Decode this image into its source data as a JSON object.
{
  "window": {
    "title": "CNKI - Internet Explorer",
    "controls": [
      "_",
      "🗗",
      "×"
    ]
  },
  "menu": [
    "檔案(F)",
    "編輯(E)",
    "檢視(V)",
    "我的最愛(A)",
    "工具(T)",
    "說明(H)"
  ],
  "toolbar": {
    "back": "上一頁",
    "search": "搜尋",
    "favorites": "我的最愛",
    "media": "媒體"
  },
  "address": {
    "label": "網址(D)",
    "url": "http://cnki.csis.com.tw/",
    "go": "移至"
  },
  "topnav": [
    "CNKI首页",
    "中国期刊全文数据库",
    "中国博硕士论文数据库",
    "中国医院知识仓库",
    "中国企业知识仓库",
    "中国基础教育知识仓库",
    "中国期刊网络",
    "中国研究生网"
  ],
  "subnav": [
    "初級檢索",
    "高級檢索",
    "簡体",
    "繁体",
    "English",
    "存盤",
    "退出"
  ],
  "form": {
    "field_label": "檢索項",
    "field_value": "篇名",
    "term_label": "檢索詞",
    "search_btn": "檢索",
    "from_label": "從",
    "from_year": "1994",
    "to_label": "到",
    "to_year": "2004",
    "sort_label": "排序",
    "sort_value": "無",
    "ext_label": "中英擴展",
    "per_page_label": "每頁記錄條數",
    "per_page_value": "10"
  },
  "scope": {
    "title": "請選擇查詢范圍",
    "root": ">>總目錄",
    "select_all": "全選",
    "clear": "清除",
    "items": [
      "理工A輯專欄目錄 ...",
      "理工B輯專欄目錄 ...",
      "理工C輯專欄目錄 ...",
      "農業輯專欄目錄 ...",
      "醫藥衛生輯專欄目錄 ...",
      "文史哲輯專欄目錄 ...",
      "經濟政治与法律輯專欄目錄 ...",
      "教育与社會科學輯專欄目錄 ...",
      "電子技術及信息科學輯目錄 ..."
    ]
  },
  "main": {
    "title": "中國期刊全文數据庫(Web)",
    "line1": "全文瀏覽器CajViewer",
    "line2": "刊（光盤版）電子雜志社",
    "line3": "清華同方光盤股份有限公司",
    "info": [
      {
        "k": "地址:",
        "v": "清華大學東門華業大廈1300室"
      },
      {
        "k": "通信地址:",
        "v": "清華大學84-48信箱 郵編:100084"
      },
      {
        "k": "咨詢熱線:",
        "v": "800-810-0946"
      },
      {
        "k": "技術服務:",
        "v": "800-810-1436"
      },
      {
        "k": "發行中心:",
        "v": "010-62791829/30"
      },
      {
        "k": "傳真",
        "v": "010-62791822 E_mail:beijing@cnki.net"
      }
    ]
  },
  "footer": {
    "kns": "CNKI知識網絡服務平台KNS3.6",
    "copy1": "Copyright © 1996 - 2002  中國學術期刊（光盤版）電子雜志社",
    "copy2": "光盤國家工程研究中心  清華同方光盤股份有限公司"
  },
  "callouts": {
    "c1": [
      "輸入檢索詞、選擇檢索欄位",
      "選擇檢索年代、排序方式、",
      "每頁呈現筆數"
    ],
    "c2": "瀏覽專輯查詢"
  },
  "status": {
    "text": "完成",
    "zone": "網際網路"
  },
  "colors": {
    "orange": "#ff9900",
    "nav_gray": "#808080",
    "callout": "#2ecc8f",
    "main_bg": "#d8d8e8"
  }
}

### TASK INSTRUCTIONS
Retype the data in full and match it exactly.

### ANSWER IN FULL
Decode this image into its source data as a JSON object.
{
  "window": {
    "title": "CNKI - Internet Explorer",
    "controls": [
      "_",
      "🗗",
      "×"
    ]
  },
  "menu": [
    "檔案(F)",
    "編輯(E)",
    "檢視(V)",
    "我的最愛(A)",
    "工具(T)",
    "說明(H)"
  ],
  "toolbar": {
    "back": "上一頁",
    "search": "搜尋",
    "favorites": "我的最愛",
    "media": "媒體"
  },
  "address": {
    "label": "網址(D)",
    "url": "http://cnki.csis.com.tw/",
    "go": "移至"
  },
  "topnav": [
    "CNKI首页",
    "中国期刊全文数据库",
    "中国博硕士论文数据库",
    "中国医院知识仓库",
    "中国企业知识仓库",
    "中国基础教育知识仓库",
    "中国期刊网络",
    "中国研究生网"
  ],
  "subnav": [
    "初級檢索",
    "高級檢索",
    "簡体",
    "繁体",
    "English",
    "存盤",
    "退出"
  ],
  "form": {
    "field_label": "檢索項",
    "field_value": "篇名",
    "term_label": "檢索詞",
    "search_btn": "檢索",
    "from_label": "從",
    "from_year": "1994",
    "to_label": "到",
    "to_year": "2004",
    "sort_label": "排序",
    "sort_value": "無",
    "ext_label": "中英擴展",
    "per_page_label": "每頁記錄條數",
    "per_page_value": "10"
  },
  "scope": {
    "title": "請選擇查詢范圍",
    "root": ">>總目錄",
    "select_all": "全選",
    "clear": "清除",
    "items": [
      "理工A輯專欄目錄 ...",
      "理工B輯專欄目錄 ...",
      "理工C輯專欄目錄 ...",
      "農業輯專欄目錄 ...",
      "醫藥衛生輯專欄目錄 ...",
      "文史哲輯專欄目錄 ...",
      "經濟政治与法律輯專欄目錄 ...",
      "教育与社會科學輯專欄目錄 ...",
      "電子技術及信息科學輯目錄 ..."
    ]
  },
  "main": {
    "title": "中國期刊全文數据庫(Web)",
    "line1": "全文瀏覽器CajViewer",
    "line2": "刊（光盤版）電子雜志社",
    "line3": "清華同方光盤股份有限公司",
    "info": [
      {
        "k": "地址:",
        "v": "清華大學東門華業大廈1300室"
      },
      {
        "k": "通信地址:",
        "v": "清華大學84-48信箱 郵編:100084"
      },
      {
        "k": "咨詢熱線:",
        "v": "800-810-0946"
      },
      {
        "k": "技術服務:",
        "v": "800-810-1436"
      },
      {
        "k": "發行中心:",
        "v": "010-62791829/30"
      },
      {
        "k": "傳真",
        "v": "010-62791822 E_mail:beijing@cnki.net"
      }
    ]
  },
  "footer": {
    "kns": "CNKI知識網絡服務平台KNS3.6",
    "copy1": "Copyright © 1996 - 2002  中國學術期刊（光盤版）電子雜志社",
    "copy2": "光盤國家工程研究中心  清華同方光盤股份有限公司"
  },
  "callouts": {
    "c1": [
      "輸入檢索詞、選擇檢索欄位",
      "選擇檢索年代、排序方式、",
      "每頁呈現筆數"
    ],
    "c2": "瀏覽專輯查詢"
  },
  "status": {
    "text": "完成",
    "zone": "網際網路"
  },
  "colors": {
    "orange": "#ff9900",
    "nav_gray": "#808080",
    "callout": "#2ecc8f",
    "main_bg": "#d8d8e8"
  }
}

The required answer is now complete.